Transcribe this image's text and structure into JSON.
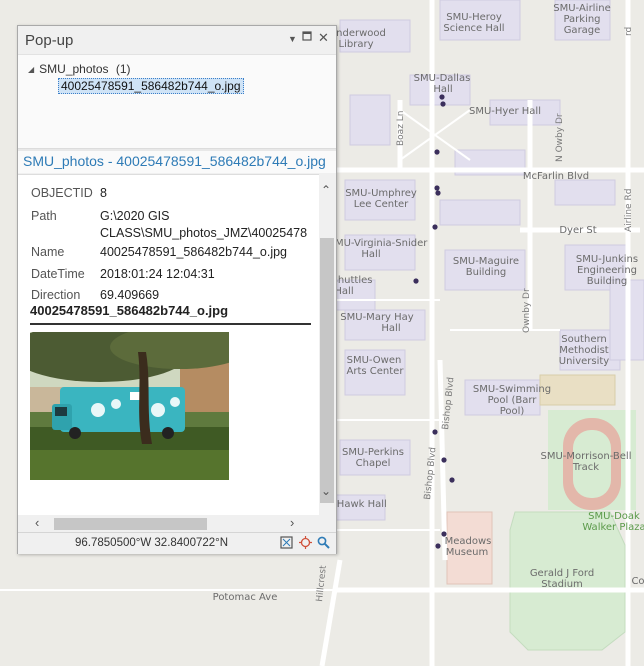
{
  "map": {
    "labels": {
      "heroy": [
        "SMU-Heroy",
        "Science Hall"
      ],
      "airline": [
        "SMU-Airline",
        "Parking",
        "Garage"
      ],
      "underwood": [
        "nderwood",
        "Library"
      ],
      "dallas": [
        "SMU-Dallas",
        "Hall"
      ],
      "hyer": "SMU-Hyer Hall",
      "mcfarlin": "McFarlin Blvd",
      "umphrey": [
        "SMU-Umphrey",
        "Lee Center"
      ],
      "dyer": "Dyer St",
      "virginia": [
        "SMU-Virginia-Snider",
        "Hall"
      ],
      "maguire": [
        "SMU-Maguire",
        "Building"
      ],
      "junkins": [
        "SMU-Junkins",
        "Engineering",
        "Building"
      ],
      "shuttles": [
        "Shuttles",
        "Hall"
      ],
      "maryhay": [
        "SMU-Mary Hay",
        "Hall"
      ],
      "methodist": [
        "Southern",
        "Methodist",
        "University"
      ],
      "owen": [
        "SMU-Owen",
        "Arts Center"
      ],
      "swimming": [
        "SMU-Swimming",
        "Pool (Barr",
        "Pool)"
      ],
      "perkins": [
        "SMU-Perkins",
        "Chapel"
      ],
      "morrison": [
        "SMU-Morrison-Bell",
        "Track"
      ],
      "doak": [
        "SMU-Doak",
        "Walker Plaza"
      ],
      "hawk": "-Hawk Hall",
      "meadows": [
        "Meadows",
        "Museum"
      ],
      "ford": [
        "Gerald J Ford",
        "Stadium"
      ],
      "co": "Co",
      "potomac": "Potomac Ave",
      "hillcrest": "Hillcrest",
      "boaz": "Boaz Ln",
      "nowby": "N Owby Dr",
      "ownby": "Ownby Dr",
      "bishop1": "Bishop Blvd",
      "bishop2": "Bishop Blvd",
      "airline_rd": "Airline Rd",
      "rd": "rd"
    }
  },
  "popup": {
    "title": "Pop-up",
    "layer_name": "SMU_photos",
    "layer_count": "(1)",
    "feature_name": "40025478591_586482b744_o.jpg",
    "feature_header": "SMU_photos - 40025478591_586482b744_o.jpg",
    "fields": {
      "objectid": {
        "label": "OBJECTID",
        "value": "8"
      },
      "path": {
        "label": "Path",
        "value": "G:\\2020 GIS\nCLASS\\SMU_photos_JMZ\\40025478"
      },
      "name": {
        "label": "Name",
        "value": "40025478591_586482b744_o.jpg"
      },
      "datetime": {
        "label": "DateTime",
        "value": "2018:01:24 12:04:31"
      },
      "direction": {
        "label": "Direction",
        "value": "69.409669"
      }
    },
    "attachment_name": "40025478591_586482b744_o.jpg",
    "coordinates": "96.7850500°W 32.8400722°N"
  },
  "icons": {
    "dropdown": "chevron-down-icon",
    "restore": "restore-icon",
    "close": "close-icon",
    "zoom_to": "zoom-to-icon",
    "pan_to": "pan-to-icon",
    "search": "search-icon"
  },
  "colors": {
    "link": "#2e7bb6",
    "selection": "#cfe3f6",
    "photo_points": "#3b2f5c"
  }
}
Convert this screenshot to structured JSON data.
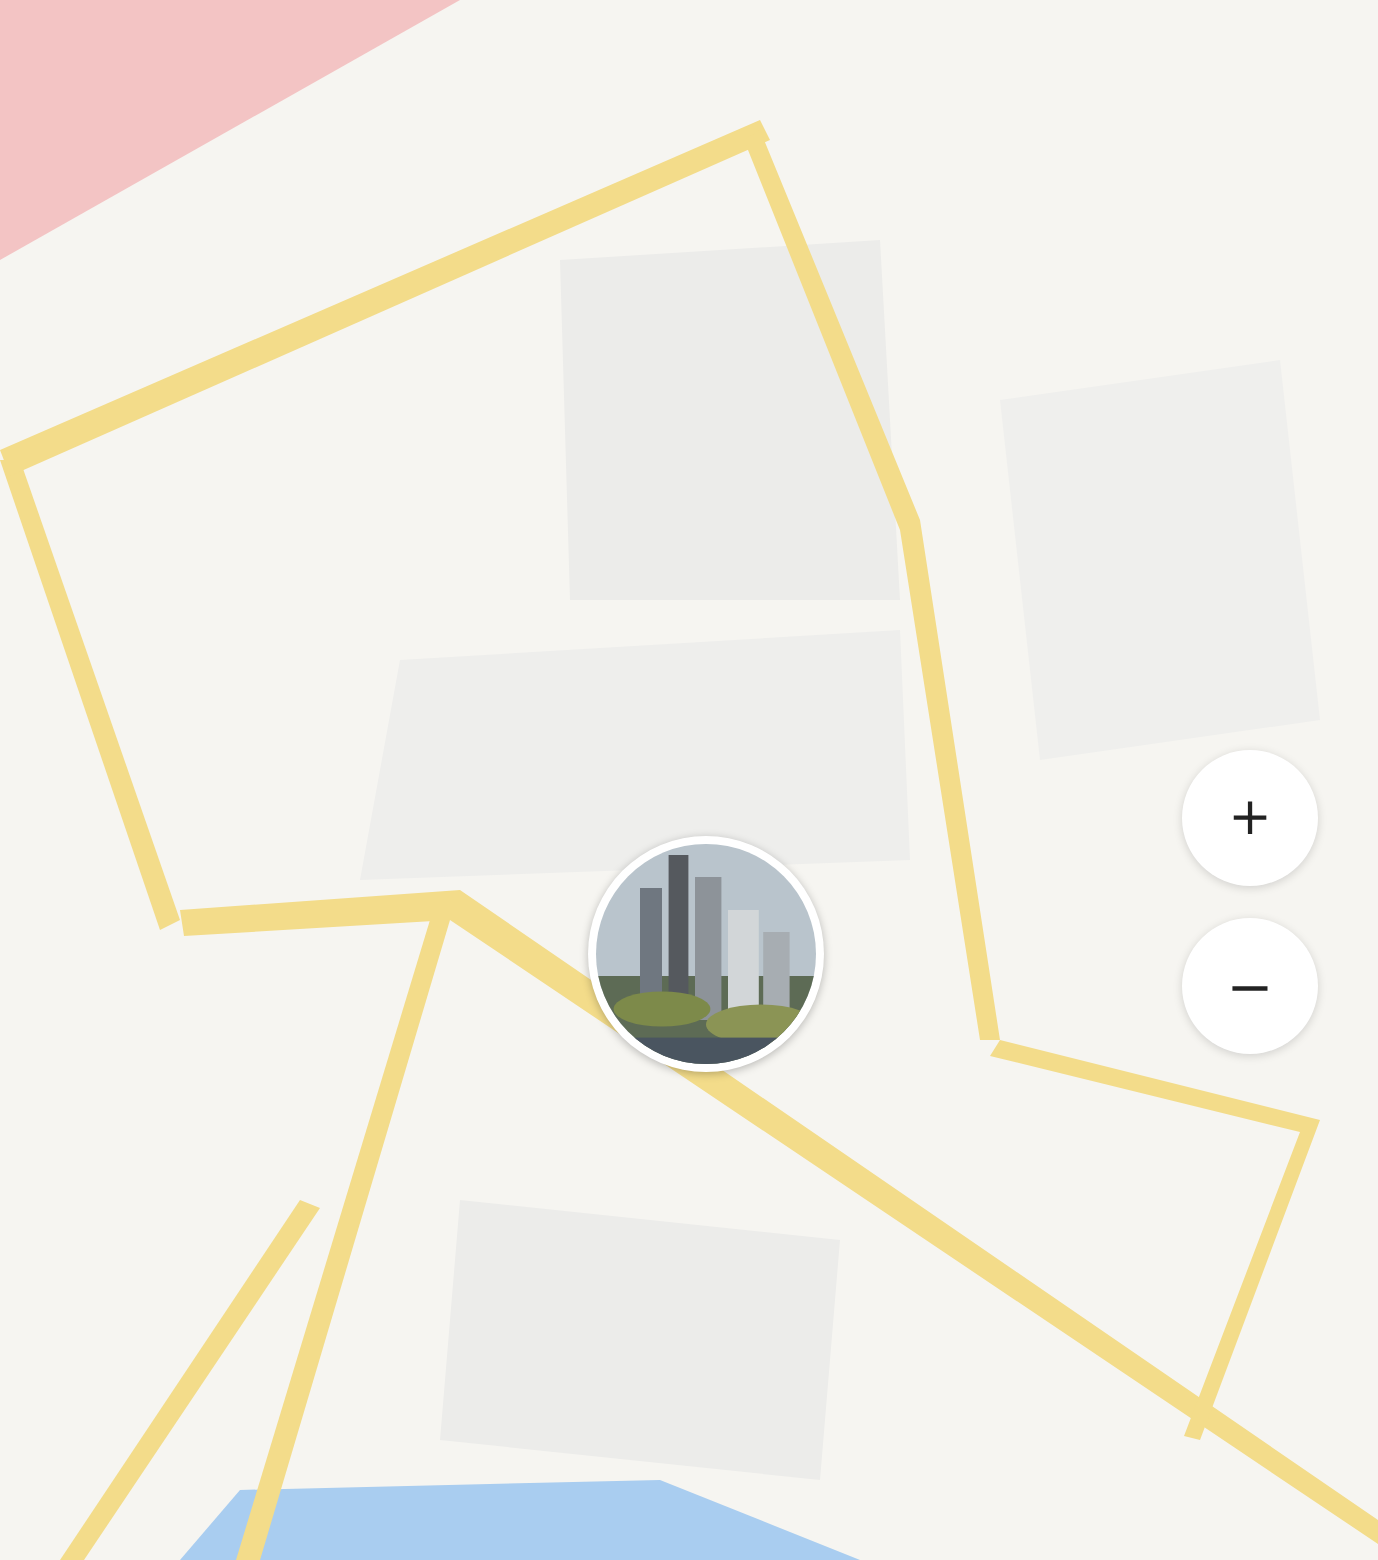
{
  "zoom_controls": [
    {
      "kind": "zoom_in",
      "label": "+"
    },
    {
      "kind": "zoom_out",
      "label": "−"
    }
  ]
}
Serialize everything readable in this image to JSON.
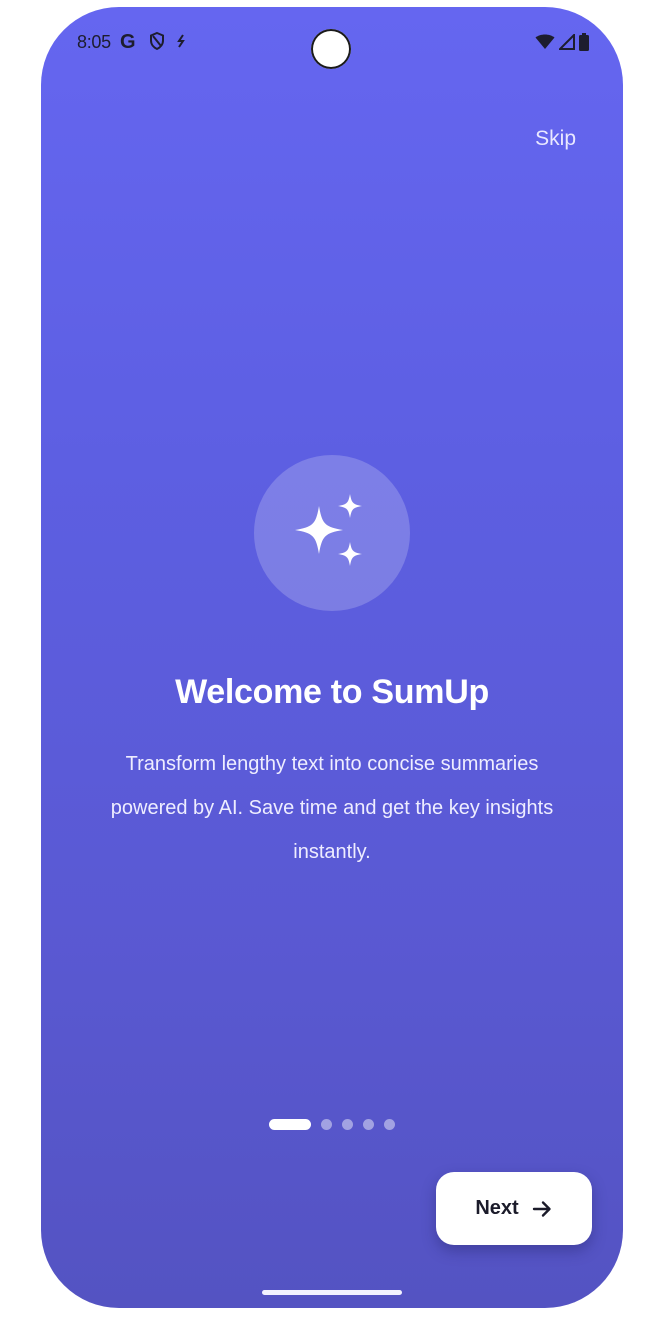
{
  "status_bar": {
    "time": "8:05",
    "left_icons": [
      "google-icon",
      "shield-icon",
      "sync-icon"
    ],
    "right_icons": [
      "wifi-icon",
      "signal-icon",
      "battery-icon"
    ]
  },
  "onboarding": {
    "skip_label": "Skip",
    "hero_icon": "sparkles-icon",
    "title": "Welcome to SumUp",
    "description": "Transform lengthy text into concise summaries powered by AI. Save time and get the key insights instantly.",
    "pages_total": 5,
    "current_page": 1,
    "next_label": "Next"
  },
  "colors": {
    "gradient_top": "#6566F0",
    "gradient_bottom": "#5453C2",
    "button_bg": "#FFFFFF",
    "button_text": "#1B1B2A"
  }
}
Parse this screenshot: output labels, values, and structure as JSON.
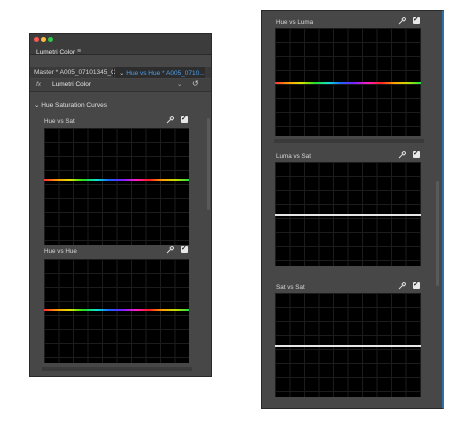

**Task to complete**
Using the records above, copy every line that has the word "this" in it.

**Complete output**
Transcribe this image's text and structure into JSON.
Convert this screenshot to structured JSON data.
Serialize everything readable in this image to JSON.
Parse this screenshot: output labels, values, and structure as JSON.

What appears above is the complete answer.